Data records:
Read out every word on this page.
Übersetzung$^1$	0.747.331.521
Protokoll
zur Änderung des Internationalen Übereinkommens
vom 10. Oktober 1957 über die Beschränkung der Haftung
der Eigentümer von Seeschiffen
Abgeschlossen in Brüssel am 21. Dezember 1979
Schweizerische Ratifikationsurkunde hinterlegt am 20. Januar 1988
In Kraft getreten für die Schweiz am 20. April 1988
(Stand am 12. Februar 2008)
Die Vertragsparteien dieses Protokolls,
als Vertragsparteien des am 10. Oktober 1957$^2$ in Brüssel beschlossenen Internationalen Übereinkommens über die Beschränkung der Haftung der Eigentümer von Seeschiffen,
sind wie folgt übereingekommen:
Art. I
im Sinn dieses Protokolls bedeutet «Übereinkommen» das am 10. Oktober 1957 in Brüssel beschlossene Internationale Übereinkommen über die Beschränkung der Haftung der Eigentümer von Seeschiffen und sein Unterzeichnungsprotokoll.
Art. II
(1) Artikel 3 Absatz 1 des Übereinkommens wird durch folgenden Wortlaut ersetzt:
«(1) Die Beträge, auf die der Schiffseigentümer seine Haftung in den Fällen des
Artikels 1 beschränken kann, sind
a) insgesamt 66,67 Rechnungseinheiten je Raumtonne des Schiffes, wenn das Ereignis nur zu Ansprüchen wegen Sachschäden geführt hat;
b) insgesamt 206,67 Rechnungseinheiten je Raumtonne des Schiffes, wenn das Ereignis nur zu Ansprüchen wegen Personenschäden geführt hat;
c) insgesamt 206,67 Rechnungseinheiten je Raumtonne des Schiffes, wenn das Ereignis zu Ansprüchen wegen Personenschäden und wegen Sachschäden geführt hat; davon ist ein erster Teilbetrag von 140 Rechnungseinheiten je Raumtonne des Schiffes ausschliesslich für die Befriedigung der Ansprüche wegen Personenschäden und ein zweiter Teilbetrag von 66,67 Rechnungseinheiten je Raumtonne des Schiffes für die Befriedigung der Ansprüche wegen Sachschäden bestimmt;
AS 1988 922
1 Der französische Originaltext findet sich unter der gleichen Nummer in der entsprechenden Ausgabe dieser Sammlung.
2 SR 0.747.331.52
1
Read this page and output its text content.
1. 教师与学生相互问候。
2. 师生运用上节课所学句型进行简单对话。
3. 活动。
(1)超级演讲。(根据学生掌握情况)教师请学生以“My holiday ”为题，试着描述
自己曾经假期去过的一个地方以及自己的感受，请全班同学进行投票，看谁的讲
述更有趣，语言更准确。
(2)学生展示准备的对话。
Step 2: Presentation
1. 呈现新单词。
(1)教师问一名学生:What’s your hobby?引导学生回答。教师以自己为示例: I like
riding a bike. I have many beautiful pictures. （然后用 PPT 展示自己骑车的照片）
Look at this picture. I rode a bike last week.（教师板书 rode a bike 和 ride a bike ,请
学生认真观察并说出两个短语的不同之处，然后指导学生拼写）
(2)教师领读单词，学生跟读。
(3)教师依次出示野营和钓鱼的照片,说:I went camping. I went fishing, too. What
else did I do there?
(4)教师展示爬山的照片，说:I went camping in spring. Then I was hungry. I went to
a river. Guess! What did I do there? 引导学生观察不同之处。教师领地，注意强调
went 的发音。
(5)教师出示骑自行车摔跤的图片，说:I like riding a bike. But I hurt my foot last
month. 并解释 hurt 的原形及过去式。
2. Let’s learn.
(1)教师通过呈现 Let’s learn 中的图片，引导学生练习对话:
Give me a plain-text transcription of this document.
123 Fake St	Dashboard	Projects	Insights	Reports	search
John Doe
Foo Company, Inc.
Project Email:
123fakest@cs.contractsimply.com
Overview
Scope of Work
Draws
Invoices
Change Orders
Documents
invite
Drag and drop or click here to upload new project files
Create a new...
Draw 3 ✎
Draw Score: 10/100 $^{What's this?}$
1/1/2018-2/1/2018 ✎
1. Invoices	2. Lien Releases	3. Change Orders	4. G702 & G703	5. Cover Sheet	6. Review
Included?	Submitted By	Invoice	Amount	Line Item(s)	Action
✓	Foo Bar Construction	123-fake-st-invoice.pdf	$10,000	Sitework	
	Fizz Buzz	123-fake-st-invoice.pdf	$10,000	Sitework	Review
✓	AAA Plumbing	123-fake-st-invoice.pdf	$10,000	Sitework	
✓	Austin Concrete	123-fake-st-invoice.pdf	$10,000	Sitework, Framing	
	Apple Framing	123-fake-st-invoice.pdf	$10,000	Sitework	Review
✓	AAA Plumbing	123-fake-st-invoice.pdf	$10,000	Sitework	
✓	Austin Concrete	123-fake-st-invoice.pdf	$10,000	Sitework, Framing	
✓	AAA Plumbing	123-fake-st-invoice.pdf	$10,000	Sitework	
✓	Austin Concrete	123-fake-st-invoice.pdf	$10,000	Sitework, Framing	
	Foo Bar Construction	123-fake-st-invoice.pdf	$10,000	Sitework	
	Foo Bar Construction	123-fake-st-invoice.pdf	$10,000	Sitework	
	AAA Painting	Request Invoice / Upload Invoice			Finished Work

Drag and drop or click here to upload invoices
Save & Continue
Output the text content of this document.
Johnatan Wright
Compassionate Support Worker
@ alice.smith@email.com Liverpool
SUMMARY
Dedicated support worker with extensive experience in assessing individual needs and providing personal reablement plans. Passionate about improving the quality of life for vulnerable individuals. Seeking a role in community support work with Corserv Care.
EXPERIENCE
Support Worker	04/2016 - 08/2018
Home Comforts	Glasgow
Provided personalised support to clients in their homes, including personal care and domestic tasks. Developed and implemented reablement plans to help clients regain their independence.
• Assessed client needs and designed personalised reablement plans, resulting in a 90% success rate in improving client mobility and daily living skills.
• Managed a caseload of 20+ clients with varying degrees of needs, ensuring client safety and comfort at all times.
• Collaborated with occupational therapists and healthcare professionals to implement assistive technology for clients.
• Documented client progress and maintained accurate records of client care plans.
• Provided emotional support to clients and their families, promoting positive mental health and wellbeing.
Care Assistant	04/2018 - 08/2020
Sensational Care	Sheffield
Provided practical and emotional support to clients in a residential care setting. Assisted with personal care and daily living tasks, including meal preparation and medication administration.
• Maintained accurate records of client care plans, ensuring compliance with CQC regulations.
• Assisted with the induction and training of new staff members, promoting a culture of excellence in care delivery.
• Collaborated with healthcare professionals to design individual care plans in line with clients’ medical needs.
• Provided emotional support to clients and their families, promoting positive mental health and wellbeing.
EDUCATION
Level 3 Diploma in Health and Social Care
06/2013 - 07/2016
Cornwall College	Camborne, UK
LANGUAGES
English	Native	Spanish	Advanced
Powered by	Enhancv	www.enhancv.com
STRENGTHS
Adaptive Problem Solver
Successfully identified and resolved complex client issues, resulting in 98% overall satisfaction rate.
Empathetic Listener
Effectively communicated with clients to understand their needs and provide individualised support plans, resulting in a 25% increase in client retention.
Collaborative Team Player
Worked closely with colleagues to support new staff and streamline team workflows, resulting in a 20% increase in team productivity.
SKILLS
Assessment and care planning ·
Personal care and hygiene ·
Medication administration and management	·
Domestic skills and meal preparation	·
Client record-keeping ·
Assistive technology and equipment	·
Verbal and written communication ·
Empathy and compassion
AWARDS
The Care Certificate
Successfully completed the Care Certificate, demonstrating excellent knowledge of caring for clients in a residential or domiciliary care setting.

> Your objective
All of the lines above need to be given again exactly.

> Answer
Read out every word on this page.
Übersetzung$^1$	0.747.331.521
Protokoll
zur Änderung des Internationalen Übereinkommens
vom 10. Oktober 1957 über die Beschränkung der Haftung
der Eigentümer von Seeschiffen
Abgeschlossen in Brüssel am 21. Dezember 1979
Schweizerische Ratifikationsurkunde hinterlegt am 20. Januar 1988
In Kraft getreten für die Schweiz am 20. April 1988
(Stand am 12. Februar 2008)
Die Vertragsparteien dieses Protokolls,
als Vertragsparteien des am 10. Oktober 1957$^2$ in Brüssel beschlossenen Internationalen Übereinkommens über die Beschränkung der Haftung der Eigentümer von Seeschiffen,
sind wie folgt übereingekommen:
Art. I
im Sinn dieses Protokolls bedeutet «Übereinkommen» das am 10. Oktober 1957 in Brüssel beschlossene Internationale Übereinkommen über die Beschränkung der Haftung der Eigentümer von Seeschiffen und sein Unterzeichnungsprotokoll.
Art. II
(1) Artikel 3 Absatz 1 des Übereinkommens wird durch folgenden Wortlaut ersetzt:
«(1) Die Beträge, auf die der Schiffseigentümer seine Haftung in den Fällen des
Artikels 1 beschränken kann, sind
a) insgesamt 66,67 Rechnungseinheiten je Raumtonne des Schiffes, wenn das Ereignis nur zu Ansprüchen wegen Sachschäden geführt hat;
b) insgesamt 206,67 Rechnungseinheiten je Raumtonne des Schiffes, wenn das Ereignis nur zu Ansprüchen wegen Personenschäden geführt hat;
c) insgesamt 206,67 Rechnungseinheiten je Raumtonne des Schiffes, wenn das Ereignis zu Ansprüchen wegen Personenschäden und wegen Sachschäden geführt hat; davon ist ein erster Teilbetrag von 140 Rechnungseinheiten je Raumtonne des Schiffes ausschliesslich für die Befriedigung der Ansprüche wegen Personenschäden und ein zweiter Teilbetrag von 66,67 Rechnungseinheiten je Raumtonne des Schiffes für die Befriedigung der Ansprüche wegen Sachschäden bestimmt;
AS 1988 922
1 Der französische Originaltext findet sich unter der gleichen Nummer in der entsprechenden Ausgabe dieser Sammlung.
2 SR 0.747.331.52
1
Read this page and output its text content.
1. 教师与学生相互问候。
2. 师生运用上节课所学句型进行简单对话。
3. 活动。
(1)超级演讲。(根据学生掌握情况)教师请学生以“My holiday ”为题，试着描述
自己曾经假期去过的一个地方以及自己的感受，请全班同学进行投票，看谁的讲
述更有趣，语言更准确。
(2)学生展示准备的对话。
Step 2: Presentation
1. 呈现新单词。
(1)教师问一名学生:What’s your hobby?引导学生回答。教师以自己为示例: I like
riding a bike. I have many beautiful pictures. （然后用 PPT 展示自己骑车的照片）
Look at this picture. I rode a bike last week.（教师板书 rode a bike 和 ride a bike ,请
学生认真观察并说出两个短语的不同之处，然后指导学生拼写）
(2)教师领读单词，学生跟读。
(3)教师依次出示野营和钓鱼的照片,说:I went camping. I went fishing, too. What
else did I do there?
(4)教师展示爬山的照片，说:I went camping in spring. Then I was hungry. I went to
a river. Guess! What did I do there? 引导学生观察不同之处。教师领地，注意强调
went 的发音。
(5)教师出示骑自行车摔跤的图片，说:I like riding a bike. But I hurt my foot last
month. 并解释 hurt 的原形及过去式。
2. Let’s learn.
(1)教师通过呈现 Let’s learn 中的图片，引导学生练习对话:
Give me a plain-text transcription of this document.
123 Fake St	Dashboard	Projects	Insights	Reports	search
John Doe
Foo Company, Inc.
Project Email:
123fakest@cs.contractsimply.com
Overview
Scope of Work
Draws
Invoices
Change Orders
Documents
invite
Drag and drop or click here to upload new project files
Create a new...
Draw 3 ✎
Draw Score: 10/100 $^{What's this?}$
1/1/2018-2/1/2018 ✎
1. Invoices	2. Lien Releases	3. Change Orders	4. G702 & G703	5. Cover Sheet	6. Review
Included?	Submitted By	Invoice	Amount	Line Item(s)	Action
✓	Foo Bar Construction	123-fake-st-invoice.pdf	$10,000	Sitework	
	Fizz Buzz	123-fake-st-invoice.pdf	$10,000	Sitework	Review
✓	AAA Plumbing	123-fake-st-invoice.pdf	$10,000	Sitework	
✓	Austin Concrete	123-fake-st-invoice.pdf	$10,000	Sitework, Framing	
	Apple Framing	123-fake-st-invoice.pdf	$10,000	Sitework	Review
✓	AAA Plumbing	123-fake-st-invoice.pdf	$10,000	Sitework	
✓	Austin Concrete	123-fake-st-invoice.pdf	$10,000	Sitework, Framing	
✓	AAA Plumbing	123-fake-st-invoice.pdf	$10,000	Sitework	
✓	Austin Concrete	123-fake-st-invoice.pdf	$10,000	Sitework, Framing	
	Foo Bar Construction	123-fake-st-invoice.pdf	$10,000	Sitework	
	Foo Bar Construction	123-fake-st-invoice.pdf	$10,000	Sitework	
	AAA Painting	Request Invoice / Upload Invoice			Finished Work

Drag and drop or click here to upload invoices
Save & Continue
Output the text content of this document.
Johnatan Wright
Compassionate Support Worker
@ alice.smith@email.com Liverpool
SUMMARY
Dedicated support worker with extensive experience in assessing individual needs and providing personal reablement plans. Passionate about improving the quality of life for vulnerable individuals. Seeking a role in community support work with Corserv Care.
EXPERIENCE
Support Worker	04/2016 - 08/2018
Home Comforts	Glasgow
Provided personalised support to clients in their homes, including personal care and domestic tasks. Developed and implemented reablement plans to help clients regain their independence.
• Assessed client needs and designed personalised reablement plans, resulting in a 90% success rate in improving client mobility and daily living skills.
• Managed a caseload of 20+ clients with varying degrees of needs, ensuring client safety and comfort at all times.
• Collaborated with occupational therapists and healthcare professionals to implement assistive technology for clients.
• Documented client progress and maintained accurate records of client care plans.
• Provided emotional support to clients and their families, promoting positive mental health and wellbeing.
Care Assistant	04/2018 - 08/2020
Sensational Care	Sheffield
Provided practical and emotional support to clients in a residential care setting. Assisted with personal care and daily living tasks, including meal preparation and medication administration.
• Maintained accurate records of client care plans, ensuring compliance with CQC regulations.
• Assisted with the induction and training of new staff members, promoting a culture of excellence in care delivery.
• Collaborated with healthcare professionals to design individual care plans in line with clients’ medical needs.
• Provided emotional support to clients and their families, promoting positive mental health and wellbeing.
EDUCATION
Level 3 Diploma in Health and Social Care
06/2013 - 07/2016
Cornwall College	Camborne, UK
LANGUAGES
English	Native	Spanish	Advanced
Powered by	Enhancv	www.enhancv.com
STRENGTHS
Adaptive Problem Solver
Successfully identified and resolved complex client issues, resulting in 98% overall satisfaction rate.
Empathetic Listener
Effectively communicated with clients to understand their needs and provide individualised support plans, resulting in a 25% increase in client retention.
Collaborative Team Player
Worked closely with colleagues to support new staff and streamline team workflows, resulting in a 20% increase in team productivity.
SKILLS
Assessment and care planning ·
Personal care and hygiene ·
Medication administration and management	·
Domestic skills and meal preparation	·
Client record-keeping ·
Assistive technology and equipment	·
Verbal and written communication ·
Empathy and compassion
AWARDS
The Care Certificate
Successfully completed the Care Certificate, demonstrating excellent knowledge of caring for clients in a residential or domiciliary care setting.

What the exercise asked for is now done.